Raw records
* START *
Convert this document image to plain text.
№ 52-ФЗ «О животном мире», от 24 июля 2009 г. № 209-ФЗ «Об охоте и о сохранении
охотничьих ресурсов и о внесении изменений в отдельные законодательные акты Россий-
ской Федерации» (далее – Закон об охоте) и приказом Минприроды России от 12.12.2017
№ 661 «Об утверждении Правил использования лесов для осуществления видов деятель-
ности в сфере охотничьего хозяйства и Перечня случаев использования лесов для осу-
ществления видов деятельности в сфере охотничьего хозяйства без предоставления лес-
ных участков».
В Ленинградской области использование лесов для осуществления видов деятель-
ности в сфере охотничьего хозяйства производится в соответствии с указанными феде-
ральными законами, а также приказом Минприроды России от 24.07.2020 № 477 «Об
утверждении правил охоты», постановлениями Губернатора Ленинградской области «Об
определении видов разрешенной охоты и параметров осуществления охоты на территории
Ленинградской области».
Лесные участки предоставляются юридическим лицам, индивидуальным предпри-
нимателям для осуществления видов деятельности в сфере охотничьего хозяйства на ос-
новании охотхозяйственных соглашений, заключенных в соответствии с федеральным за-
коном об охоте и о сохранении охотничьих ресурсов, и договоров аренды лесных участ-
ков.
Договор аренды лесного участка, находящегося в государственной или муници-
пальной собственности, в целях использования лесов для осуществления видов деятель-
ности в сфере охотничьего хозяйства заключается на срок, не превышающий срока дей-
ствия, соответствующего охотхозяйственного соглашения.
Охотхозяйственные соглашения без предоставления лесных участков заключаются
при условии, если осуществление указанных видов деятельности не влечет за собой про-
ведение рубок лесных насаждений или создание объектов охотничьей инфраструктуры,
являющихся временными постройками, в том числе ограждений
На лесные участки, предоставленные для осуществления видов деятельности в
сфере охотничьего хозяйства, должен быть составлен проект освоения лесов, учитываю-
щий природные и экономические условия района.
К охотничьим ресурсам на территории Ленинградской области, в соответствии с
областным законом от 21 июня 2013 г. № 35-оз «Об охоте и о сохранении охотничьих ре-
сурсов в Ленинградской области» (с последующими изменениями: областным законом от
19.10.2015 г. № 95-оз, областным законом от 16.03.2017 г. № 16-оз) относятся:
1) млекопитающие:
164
* END *
**What is required**
Please reproduce the entire listing, exactly as shown.

**Completed task**
Convert this document image to plain text.
№ 52-ФЗ «О животном мире», от 24 июля 2009 г. № 209-ФЗ «Об охоте и о сохранении
охотничьих ресурсов и о внесении изменений в отдельные законодательные акты Россий-
ской Федерации» (далее – Закон об охоте) и приказом Минприроды России от 12.12.2017
№ 661 «Об утверждении Правил использования лесов для осуществления видов деятель-
ности в сфере охотничьего хозяйства и Перечня случаев использования лесов для осу-
ществления видов деятельности в сфере охотничьего хозяйства без предоставления лес-
ных участков».
В Ленинградской области использование лесов для осуществления видов деятель-
ности в сфере охотничьего хозяйства производится в соответствии с указанными феде-
ральными законами, а также приказом Минприроды России от 24.07.2020 № 477 «Об
утверждении правил охоты», постановлениями Губернатора Ленинградской области «Об
определении видов разрешенной охоты и параметров осуществления охоты на территории
Ленинградской области».
Лесные участки предоставляются юридическим лицам, индивидуальным предпри-
нимателям для осуществления видов деятельности в сфере охотничьего хозяйства на ос-
новании охотхозяйственных соглашений, заключенных в соответствии с федеральным за-
коном об охоте и о сохранении охотничьих ресурсов, и договоров аренды лесных участ-
ков.
Договор аренды лесного участка, находящегося в государственной или муници-
пальной собственности, в целях использования лесов для осуществления видов деятель-
ности в сфере охотничьего хозяйства заключается на срок, не превышающий срока дей-
ствия, соответствующего охотхозяйственного соглашения.
Охотхозяйственные соглашения без предоставления лесных участков заключаются
при условии, если осуществление указанных видов деятельности не влечет за собой про-
ведение рубок лесных насаждений или создание объектов охотничьей инфраструктуры,
являющихся временными постройками, в том числе ограждений
На лесные участки, предоставленные для осуществления видов деятельности в
сфере охотничьего хозяйства, должен быть составлен проект освоения лесов, учитываю-
щий природные и экономические условия района.
К охотничьим ресурсам на территории Ленинградской области, в соответствии с
областным законом от 21 июня 2013 г. № 35-оз «Об охоте и о сохранении охотничьих ре-
сурсов в Ленинградской области» (с последующими изменениями: областным законом от
19.10.2015 г. № 95-оз, областным законом от 16.03.2017 г. № 16-оз) относятся:
1) млекопитающие:
164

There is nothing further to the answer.